§ **REQUIREMENT**: Transcribe each entry below exactly. Pictures do not go in the copy.

=-=-=

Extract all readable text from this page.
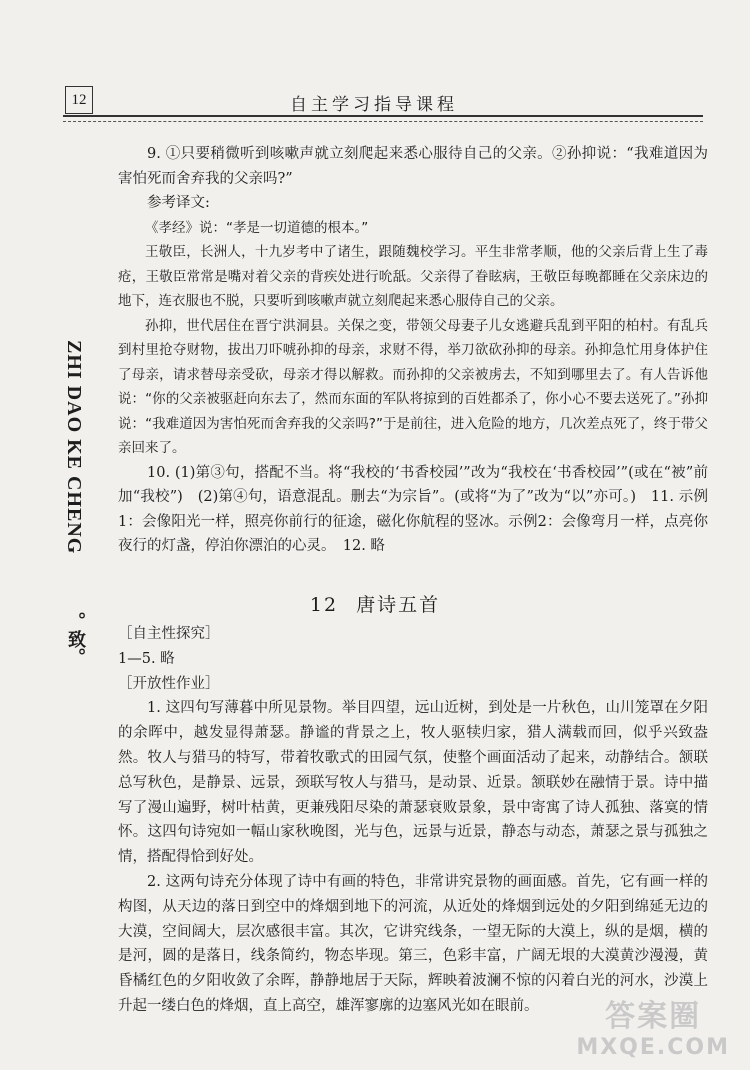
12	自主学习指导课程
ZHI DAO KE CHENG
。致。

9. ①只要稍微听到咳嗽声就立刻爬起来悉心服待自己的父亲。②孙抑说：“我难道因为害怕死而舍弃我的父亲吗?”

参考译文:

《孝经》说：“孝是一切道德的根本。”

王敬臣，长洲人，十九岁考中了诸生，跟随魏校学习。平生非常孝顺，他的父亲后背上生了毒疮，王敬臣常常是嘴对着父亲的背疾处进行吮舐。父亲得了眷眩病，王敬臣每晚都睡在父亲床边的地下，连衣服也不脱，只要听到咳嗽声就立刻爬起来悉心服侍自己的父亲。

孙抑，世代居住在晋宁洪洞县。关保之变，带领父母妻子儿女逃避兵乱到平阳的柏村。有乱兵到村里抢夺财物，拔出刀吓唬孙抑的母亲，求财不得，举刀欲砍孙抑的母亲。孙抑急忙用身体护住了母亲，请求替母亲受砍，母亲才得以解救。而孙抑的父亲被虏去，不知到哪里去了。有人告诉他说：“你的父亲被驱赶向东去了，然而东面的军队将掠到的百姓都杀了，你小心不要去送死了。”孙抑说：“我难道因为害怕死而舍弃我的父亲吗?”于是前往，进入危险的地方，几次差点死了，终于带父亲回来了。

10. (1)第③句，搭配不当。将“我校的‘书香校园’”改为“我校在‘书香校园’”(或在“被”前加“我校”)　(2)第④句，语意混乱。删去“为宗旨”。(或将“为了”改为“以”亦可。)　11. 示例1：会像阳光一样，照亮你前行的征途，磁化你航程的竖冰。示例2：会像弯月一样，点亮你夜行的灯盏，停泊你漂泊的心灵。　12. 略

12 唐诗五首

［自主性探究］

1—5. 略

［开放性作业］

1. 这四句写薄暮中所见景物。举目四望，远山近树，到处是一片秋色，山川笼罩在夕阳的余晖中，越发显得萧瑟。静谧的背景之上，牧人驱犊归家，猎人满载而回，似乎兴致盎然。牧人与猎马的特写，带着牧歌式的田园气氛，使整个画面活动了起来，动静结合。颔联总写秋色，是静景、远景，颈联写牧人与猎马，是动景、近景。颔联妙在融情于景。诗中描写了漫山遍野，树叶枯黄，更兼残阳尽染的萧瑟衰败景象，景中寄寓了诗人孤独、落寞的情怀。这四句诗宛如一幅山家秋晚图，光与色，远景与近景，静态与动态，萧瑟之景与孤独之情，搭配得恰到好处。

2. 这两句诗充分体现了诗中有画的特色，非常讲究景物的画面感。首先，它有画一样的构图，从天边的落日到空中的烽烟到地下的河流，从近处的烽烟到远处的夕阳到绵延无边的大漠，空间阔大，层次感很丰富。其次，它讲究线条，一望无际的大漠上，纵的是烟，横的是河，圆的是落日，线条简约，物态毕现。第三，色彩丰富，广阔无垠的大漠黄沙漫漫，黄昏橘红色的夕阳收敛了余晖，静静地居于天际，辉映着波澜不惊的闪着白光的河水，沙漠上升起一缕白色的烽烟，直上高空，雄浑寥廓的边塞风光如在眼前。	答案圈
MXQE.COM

=-=-=

§ **RESULT**:
Extract all readable text from this page.
12	自主学习指导课程
ZHI DAO KE CHENG
。致。

9. ①只要稍微听到咳嗽声就立刻爬起来悉心服待自己的父亲。②孙抑说：“我难道因为害怕死而舍弃我的父亲吗?”

参考译文:

《孝经》说：“孝是一切道德的根本。”

王敬臣，长洲人，十九岁考中了诸生，跟随魏校学习。平生非常孝顺，他的父亲后背上生了毒疮，王敬臣常常是嘴对着父亲的背疾处进行吮舐。父亲得了眷眩病，王敬臣每晚都睡在父亲床边的地下，连衣服也不脱，只要听到咳嗽声就立刻爬起来悉心服侍自己的父亲。

孙抑，世代居住在晋宁洪洞县。关保之变，带领父母妻子儿女逃避兵乱到平阳的柏村。有乱兵到村里抢夺财物，拔出刀吓唬孙抑的母亲，求财不得，举刀欲砍孙抑的母亲。孙抑急忙用身体护住了母亲，请求替母亲受砍，母亲才得以解救。而孙抑的父亲被虏去，不知到哪里去了。有人告诉他说：“你的父亲被驱赶向东去了，然而东面的军队将掠到的百姓都杀了，你小心不要去送死了。”孙抑说：“我难道因为害怕死而舍弃我的父亲吗?”于是前往，进入危险的地方，几次差点死了，终于带父亲回来了。

10. (1)第③句，搭配不当。将“我校的‘书香校园’”改为“我校在‘书香校园’”(或在“被”前加“我校”)　(2)第④句，语意混乱。删去“为宗旨”。(或将“为了”改为“以”亦可。)　11. 示例1：会像阳光一样，照亮你前行的征途，磁化你航程的竖冰。示例2：会像弯月一样，点亮你夜行的灯盏，停泊你漂泊的心灵。　12. 略

12 唐诗五首

［自主性探究］

1—5. 略

［开放性作业］

1. 这四句写薄暮中所见景物。举目四望，远山近树，到处是一片秋色，山川笼罩在夕阳的余晖中，越发显得萧瑟。静谧的背景之上，牧人驱犊归家，猎人满载而回，似乎兴致盎然。牧人与猎马的特写，带着牧歌式的田园气氛，使整个画面活动了起来，动静结合。颔联总写秋色，是静景、远景，颈联写牧人与猎马，是动景、近景。颔联妙在融情于景。诗中描写了漫山遍野，树叶枯黄，更兼残阳尽染的萧瑟衰败景象，景中寄寓了诗人孤独、落寞的情怀。这四句诗宛如一幅山家秋晚图，光与色，远景与近景，静态与动态，萧瑟之景与孤独之情，搭配得恰到好处。

2. 这两句诗充分体现了诗中有画的特色，非常讲究景物的画面感。首先，它有画一样的构图，从天边的落日到空中的烽烟到地下的河流，从近处的烽烟到远处的夕阳到绵延无边的大漠，空间阔大，层次感很丰富。其次，它讲究线条，一望无际的大漠上，纵的是烟，横的是河，圆的是落日，线条简约，物态毕现。第三，色彩丰富，广阔无垠的大漠黄沙漫漫，黄昏橘红色的夕阳收敛了余晖，静静地居于天际，辉映着波澜不惊的闪着白光的河水，沙漠上升起一缕白色的烽烟，直上高空，雄浑寥廓的边塞风光如在眼前。	答案圈
MXQE.COM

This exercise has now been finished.